▶ **Data for processing**

▬▬▬▬▬▬

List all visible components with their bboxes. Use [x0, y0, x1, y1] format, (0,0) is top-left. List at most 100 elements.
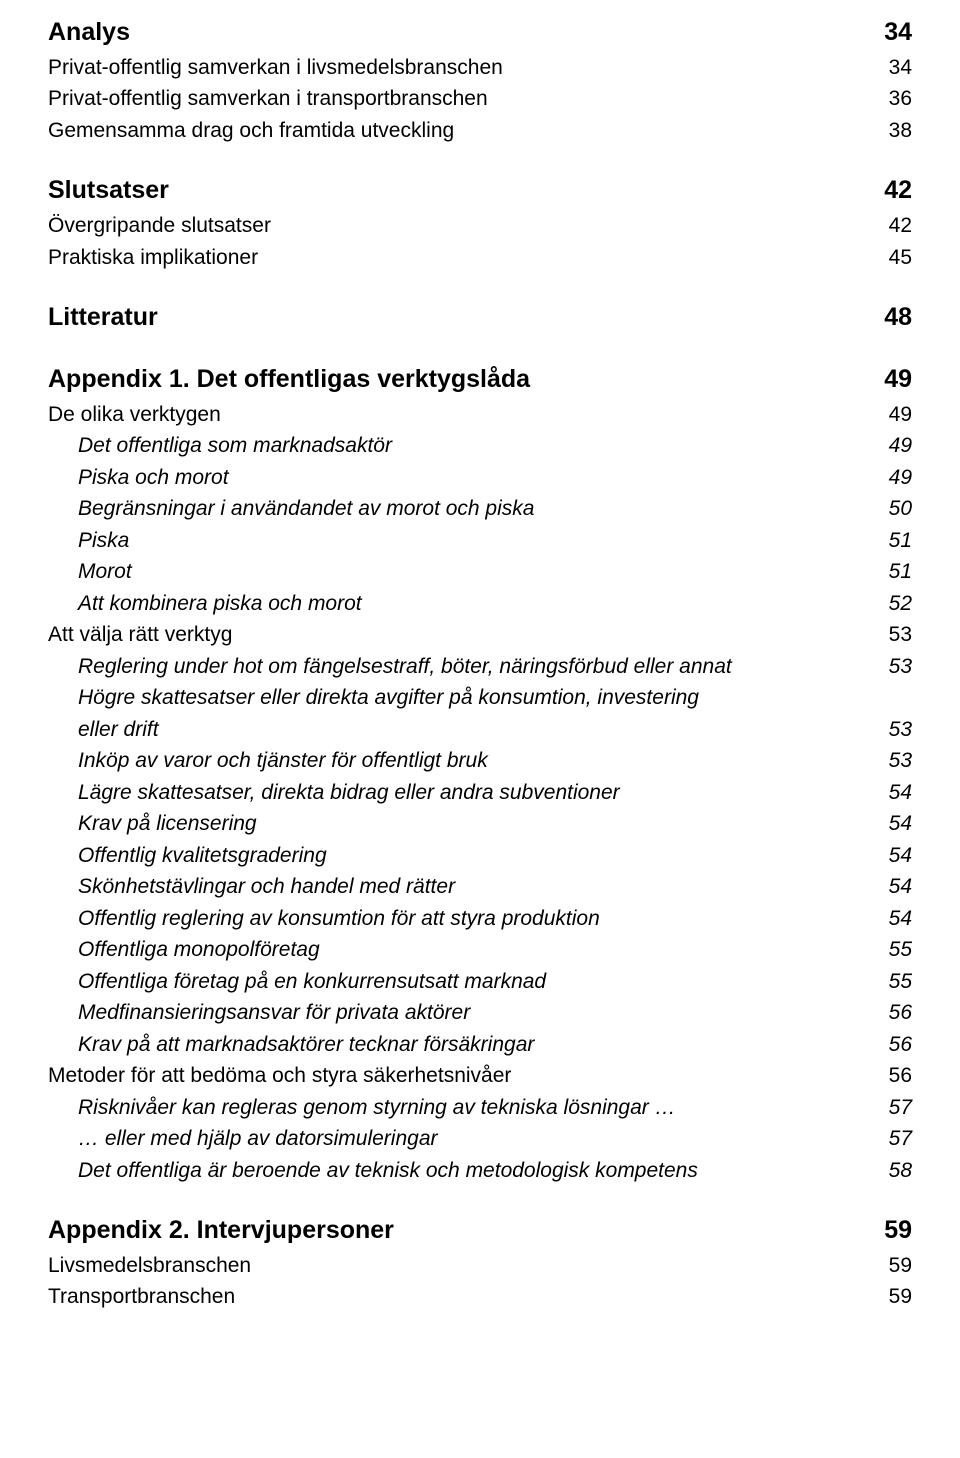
- toc-item: Krav på att marknadsaktörer tecknar förs…: [48, 1029, 912, 1061]
- toc-item-label: Medfinansieringsansvar för privata aktör…: [48, 997, 872, 1029]
- toc-item-page: 45: [872, 242, 912, 274]
- toc-item: Högre skattesatser eller direkta avgifte…: [48, 682, 912, 745]
- toc-item-label: Offentliga monopolföretag: [48, 934, 872, 966]
- toc-section-page: 48: [872, 301, 912, 335]
- toc-item: Skönhetstävlingar och handel med rätter …: [48, 871, 912, 903]
- toc-item-label: Privat-offentlig samverkan i transportbr…: [48, 83, 872, 115]
- toc-item-label: Begränsningar i användandet av morot och…: [48, 493, 872, 525]
- toc-item: Metoder för att bedöma och styra säkerhe…: [48, 1060, 912, 1092]
- toc-item: Offentliga företag på en konkurrensutsat…: [48, 966, 912, 998]
- toc-item-page: 36: [872, 83, 912, 115]
- toc-item-page: 56: [872, 997, 912, 1029]
- toc-item: Begränsningar i användandet av morot och…: [48, 493, 912, 525]
- toc-item: Offentlig reglering av konsumtion för at…: [48, 903, 912, 935]
- toc-item-page: 38: [872, 115, 912, 147]
- toc-item-label: Att välja rätt verktyg: [48, 619, 872, 651]
- toc-item-label: Privat-offentlig samverkan i livsmedelsb…: [48, 52, 872, 84]
- toc-item-label-line1: Högre skattesatser eller direkta avgifte…: [48, 682, 912, 714]
- toc-item-page: 53: [872, 651, 912, 683]
- toc-item-label: Krav på att marknadsaktörer tecknar förs…: [48, 1029, 872, 1061]
- toc-item-page: 54: [872, 840, 912, 872]
- toc-item-label: Det offentliga som marknadsaktör: [48, 430, 872, 462]
- toc-item-page: 57: [872, 1123, 912, 1155]
- toc-section-title: Slutsatser: [48, 174, 872, 208]
- toc-item: Livsmedelsbranschen 59: [48, 1250, 912, 1282]
- toc-item-label: Morot: [48, 556, 872, 588]
- toc-item-label: Övergripande slutsatser: [48, 210, 872, 242]
- toc-section-title: Litteratur: [48, 301, 872, 335]
- toc-section-litteratur: Litteratur 48: [48, 301, 912, 335]
- toc-item-label: Inköp av varor och tjänster för offentli…: [48, 745, 872, 777]
- toc-item-label: De olika verktygen: [48, 399, 872, 431]
- toc-item-page: 58: [872, 1155, 912, 1187]
- toc-item-label: Reglering under hot om fängelsestraff, b…: [48, 651, 872, 683]
- toc-item-page: 53: [872, 714, 912, 746]
- toc-item-page: 34: [872, 52, 912, 84]
- toc-item-page: 56: [872, 1060, 912, 1092]
- toc-item-label: … eller med hjälp av datorsimuleringar: [48, 1123, 872, 1155]
- toc-item: Krav på licensering 54: [48, 808, 912, 840]
- toc-item-label: Krav på licensering: [48, 808, 872, 840]
- toc-item: Piska 51: [48, 525, 912, 557]
- toc-item-label: Piska och morot: [48, 462, 872, 494]
- toc-section-title: Appendix 2. Intervjupersoner: [48, 1214, 872, 1248]
- toc-item: Att välja rätt verktyg 53: [48, 619, 912, 651]
- toc-item: … eller med hjälp av datorsimuleringar 5…: [48, 1123, 912, 1155]
- toc-item-page: 42: [872, 210, 912, 242]
- toc-item-page: 55: [872, 934, 912, 966]
- toc-item: Transportbranschen 59: [48, 1281, 912, 1313]
- toc-section-page: 34: [872, 16, 912, 50]
- toc-item-label: Skönhetstävlingar och handel med rätter: [48, 871, 872, 903]
- toc-item: Reglering under hot om fängelsestraff, b…: [48, 651, 912, 683]
- toc-item: Praktiska implikationer 45: [48, 242, 912, 274]
- toc-item-label: Att kombinera piska och morot: [48, 588, 872, 620]
- toc-item-label: Transportbranschen: [48, 1281, 872, 1313]
- toc-item-page: 54: [872, 808, 912, 840]
- toc-section-appendix1: Appendix 1. Det offentligas verktygslåda…: [48, 363, 912, 397]
- toc-item: Offentliga monopolföretag 55: [48, 934, 912, 966]
- toc-item: Lägre skattesatser, direkta bidrag eller…: [48, 777, 912, 809]
- toc-item-page: 49: [872, 462, 912, 494]
- toc-item: Det offentliga är beroende av teknisk oc…: [48, 1155, 912, 1187]
- toc-item: Inköp av varor och tjänster för offentli…: [48, 745, 912, 777]
- toc-section-page: 59: [872, 1214, 912, 1248]
- toc-item: Att kombinera piska och morot 52: [48, 588, 912, 620]
- toc-item-page: 51: [872, 556, 912, 588]
- toc-item: Övergripande slutsatser 42: [48, 210, 912, 242]
- toc-item-label: Gemensamma drag och framtida utveckling: [48, 115, 872, 147]
- toc-item-page: 59: [872, 1281, 912, 1313]
- toc-item-page: 52: [872, 588, 912, 620]
- toc-item: Privat-offentlig samverkan i transportbr…: [48, 83, 912, 115]
- toc-item-page: 51: [872, 525, 912, 557]
- toc-item-page: 50: [872, 493, 912, 525]
- toc-item-label: Lägre skattesatser, direkta bidrag eller…: [48, 777, 872, 809]
- toc-item: Offentlig kvalitetsgradering 54: [48, 840, 912, 872]
- toc-item: Morot 51: [48, 556, 912, 588]
- toc-item-label: Offentliga företag på en konkurrensutsat…: [48, 966, 872, 998]
- toc-item-page: 53: [872, 745, 912, 777]
- toc-item-label: Risknivåer kan regleras genom styrning a…: [48, 1092, 872, 1124]
- toc-section-page: 42: [872, 174, 912, 208]
- toc-section-title: Appendix 1. Det offentligas verktygslåda: [48, 363, 872, 397]
- toc-item: Piska och morot 49: [48, 462, 912, 494]
- toc-item-label-line2: eller drift: [48, 714, 872, 746]
- toc-item-page: 54: [872, 777, 912, 809]
- toc-item-page: 49: [872, 430, 912, 462]
- toc-item-page: 54: [872, 871, 912, 903]
- toc-item-label: Praktiska implikationer: [48, 242, 872, 274]
- toc-section-analys: Analys 34: [48, 16, 912, 50]
- toc-item: Gemensamma drag och framtida utveckling …: [48, 115, 912, 147]
- toc-item: Medfinansieringsansvar för privata aktör…: [48, 997, 912, 1029]
- toc-item: Privat-offentlig samverkan i livsmedelsb…: [48, 52, 912, 84]
- toc-section-appendix2: Appendix 2. Intervjupersoner 59: [48, 1214, 912, 1248]
- toc-item: De olika verktygen 49: [48, 399, 912, 431]
- toc-item-label: Piska: [48, 525, 872, 557]
- toc-section-slutsatser: Slutsatser 42: [48, 174, 912, 208]
- toc-item: Risknivåer kan regleras genom styrning a…: [48, 1092, 912, 1124]
- toc-item-page: 59: [872, 1250, 912, 1282]
- toc-item-label: Livsmedelsbranschen: [48, 1250, 872, 1282]
- toc-item-page: 53: [872, 619, 912, 651]
- toc-item-label: Offentlig kvalitetsgradering: [48, 840, 872, 872]
- toc-item-page: 54: [872, 903, 912, 935]
- toc-item-page: 57: [872, 1092, 912, 1124]
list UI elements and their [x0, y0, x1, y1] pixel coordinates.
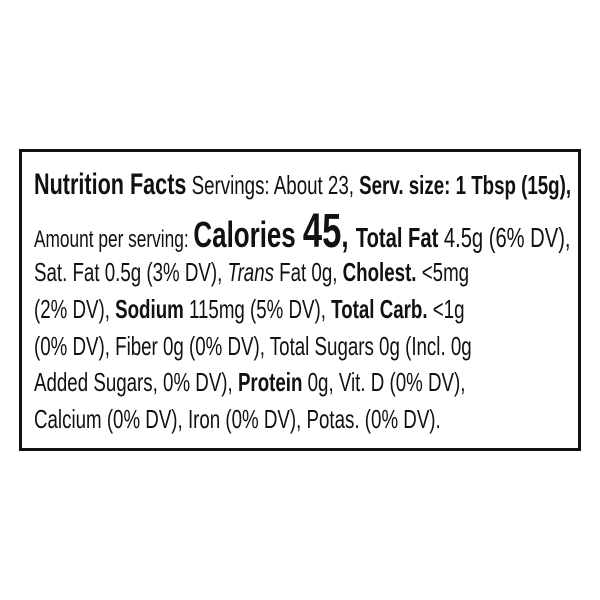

▬▬▬▬▬▬

▶ **Task to carry out**
Bring together all lines from the listing that contain the word "elements".

▶ **Result for this exercise**
List all visible components with their bboxes. Use [x0, y0, x1, y1] format, (0,0) is top-left. List at most 100 elements.
list UI elements and their [x0, y0, x1, y1] pixel coordinates.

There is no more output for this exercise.